Entries with figure data
(begin)
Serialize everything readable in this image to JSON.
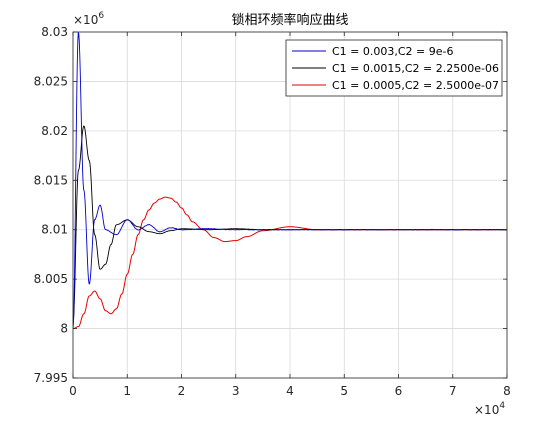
{
  "chart_data": {
    "type": "line",
    "title": "锁相环频率响应曲线",
    "xlabel": "",
    "ylabel": "",
    "xlim": [
      0,
      80000
    ],
    "ylim": [
      7995000,
      8030000
    ],
    "x_ticks": [
      0,
      10000,
      20000,
      30000,
      40000,
      50000,
      60000,
      70000,
      80000
    ],
    "x_tick_labels": [
      "0",
      "1",
      "2",
      "3",
      "4",
      "5",
      "6",
      "7",
      "8"
    ],
    "x_exponent": {
      "base": "×10",
      "power": "4"
    },
    "y_ticks": [
      7995000,
      8000000,
      8005000,
      8010000,
      8015000,
      8020000,
      8025000,
      8030000
    ],
    "y_tick_labels": [
      "7.995",
      "8",
      "8.005",
      "8.01",
      "8.015",
      "8.02",
      "8.025",
      "8.03"
    ],
    "y_exponent": {
      "base": "×10",
      "power": "6"
    },
    "grid": true,
    "legend_position": "top-right",
    "colors": {
      "blue": "#0000cc",
      "black": "#000000",
      "red": "#e60000",
      "grid": "#d9d9d9",
      "axes": "#262626"
    },
    "series": [
      {
        "name": "C1 = 0.003,C2 = 9e-6",
        "color": "#0000cc",
        "noise": 0.0014,
        "x": [
          0,
          1000,
          2000,
          3000,
          4000,
          5000,
          6000,
          8000,
          10000,
          12000,
          14000,
          16000,
          18000,
          20000,
          25000,
          30000,
          35000,
          40000,
          45000,
          50000,
          55000,
          60000,
          65000,
          70000,
          75000,
          80000
        ],
        "y": [
          8000000,
          8030000,
          8014000,
          8004500,
          8011000,
          8012500,
          8010000,
          8009500,
          8011000,
          8010000,
          8010500,
          8009800,
          8010200,
          8010000,
          8010100,
          8010000,
          8010000,
          8010000,
          8010000,
          8010000,
          8010000,
          8010000,
          8010000,
          8010000,
          8010000,
          8010000
        ]
      },
      {
        "name": "C1 = 0.0015,C2 = 2.2500e-06",
        "color": "#000000",
        "noise": 0.0006,
        "x": [
          0,
          1000,
          2000,
          3000,
          4000,
          5000,
          6000,
          7000,
          8000,
          10000,
          12000,
          14000,
          16000,
          18000,
          20000,
          25000,
          30000,
          35000,
          40000,
          45000,
          50000,
          55000,
          60000,
          65000,
          70000,
          75000,
          80000
        ],
        "y": [
          8000500,
          8016000,
          8020500,
          8017000,
          8009500,
          8006000,
          8006500,
          8008500,
          8010500,
          8011000,
          8010300,
          8009800,
          8009600,
          8009900,
          8010100,
          8010000,
          8010100,
          8010000,
          8010000,
          8010000,
          8010000,
          8010000,
          8010000,
          8010000,
          8010000,
          8010000,
          8010000
        ]
      },
      {
        "name": "C1 = 0.0005,C2 = 2.5000e-07",
        "color": "#e60000",
        "noise": 8e-05,
        "x": [
          0,
          1000,
          2000,
          3000,
          4000,
          5000,
          6000,
          7000,
          8000,
          9000,
          10000,
          11000,
          12000,
          13000,
          14000,
          15000,
          16000,
          17000,
          18000,
          19000,
          20000,
          21000,
          22000,
          24000,
          26000,
          28000,
          30000,
          32000,
          35000,
          40000,
          45000,
          50000,
          55000,
          60000,
          65000,
          70000,
          75000,
          80000
        ],
        "y": [
          8000000,
          8000200,
          8001500,
          8003300,
          8003800,
          8003000,
          8001800,
          8001500,
          8002000,
          8003500,
          8005500,
          8007500,
          8009500,
          8011000,
          8012000,
          8012700,
          8013100,
          8013300,
          8013200,
          8012800,
          8012200,
          8011500,
          8010800,
          8010000,
          8009200,
          8008800,
          8008900,
          8009300,
          8009900,
          8010300,
          8010000,
          8010000,
          8010000,
          8010000,
          8010000,
          8010000,
          8010000,
          8010000
        ]
      }
    ]
  }
}
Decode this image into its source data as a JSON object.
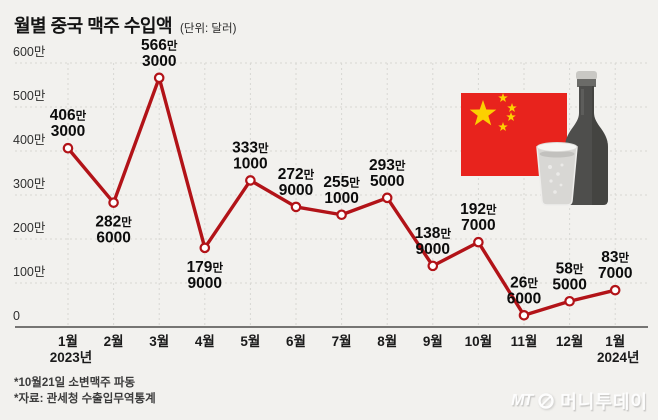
(end)
* _Aim of the task_
Count every line of the records that holds "this". State the number, nothing else.

* _Task output_
2